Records
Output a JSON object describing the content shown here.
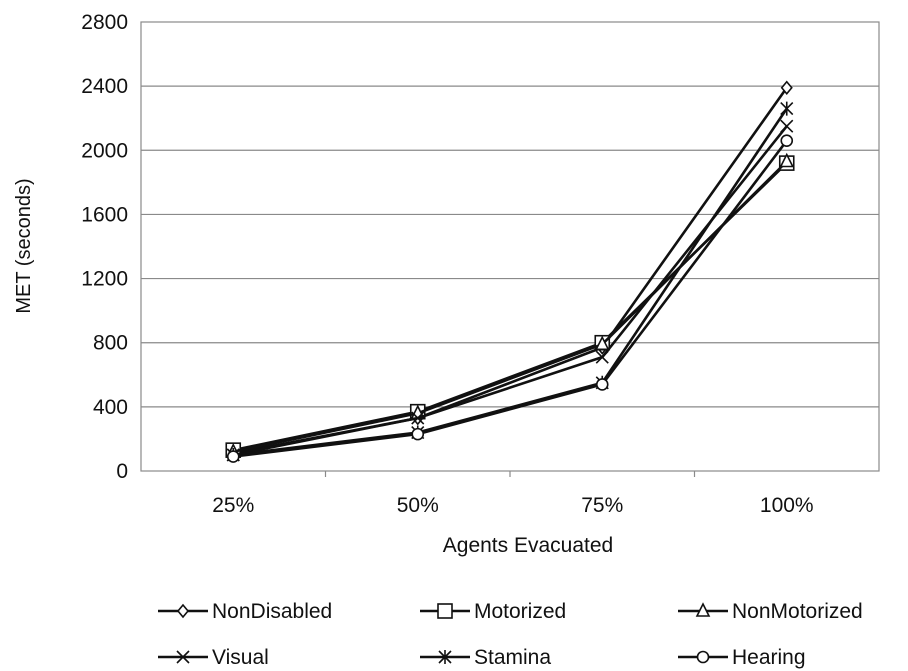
{
  "chart_data": {
    "type": "line",
    "title": "",
    "xlabel": "Agents Evacuated",
    "ylabel": "MET (seconds)",
    "categories": [
      "25%",
      "50%",
      "75%",
      "100%"
    ],
    "ylim": [
      0,
      2800
    ],
    "yticks": [
      0,
      400,
      800,
      1200,
      1600,
      2000,
      2400,
      2800
    ],
    "grid": "horizontal",
    "legend_position": "bottom",
    "series": [
      {
        "name": "NonDisabled",
        "marker": "diamond",
        "values": [
          110,
          330,
          770,
          2390
        ]
      },
      {
        "name": "Motorized",
        "marker": "square",
        "values": [
          130,
          370,
          800,
          1920
        ]
      },
      {
        "name": "NonMotorized",
        "marker": "triangle",
        "values": [
          120,
          360,
          790,
          1930
        ]
      },
      {
        "name": "Visual",
        "marker": "x",
        "values": [
          100,
          330,
          710,
          2150
        ]
      },
      {
        "name": "Stamina",
        "marker": "asterisk",
        "values": [
          100,
          240,
          550,
          2260
        ]
      },
      {
        "name": "Hearing",
        "marker": "circle",
        "values": [
          90,
          230,
          540,
          2060
        ]
      }
    ],
    "colors": {
      "line": "#111111",
      "grid": "#8a8a8a",
      "axis": "#8a8a8a"
    }
  }
}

**Required task**
Give the data above again in full and unchanged, skipping the pictures.

**Result for this exercise**
Output a JSON object describing the content shown here.
{
  "chart_data": {
    "type": "line",
    "title": "",
    "xlabel": "Agents Evacuated",
    "ylabel": "MET (seconds)",
    "categories": [
      "25%",
      "50%",
      "75%",
      "100%"
    ],
    "ylim": [
      0,
      2800
    ],
    "yticks": [
      0,
      400,
      800,
      1200,
      1600,
      2000,
      2400,
      2800
    ],
    "grid": "horizontal",
    "legend_position": "bottom",
    "series": [
      {
        "name": "NonDisabled",
        "marker": "diamond",
        "values": [
          110,
          330,
          770,
          2390
        ]
      },
      {
        "name": "Motorized",
        "marker": "square",
        "values": [
          130,
          370,
          800,
          1920
        ]
      },
      {
        "name": "NonMotorized",
        "marker": "triangle",
        "values": [
          120,
          360,
          790,
          1930
        ]
      },
      {
        "name": "Visual",
        "marker": "x",
        "values": [
          100,
          330,
          710,
          2150
        ]
      },
      {
        "name": "Stamina",
        "marker": "asterisk",
        "values": [
          100,
          240,
          550,
          2260
        ]
      },
      {
        "name": "Hearing",
        "marker": "circle",
        "values": [
          90,
          230,
          540,
          2060
        ]
      }
    ],
    "colors": {
      "line": "#111111",
      "grid": "#8a8a8a",
      "axis": "#8a8a8a"
    }
  }
}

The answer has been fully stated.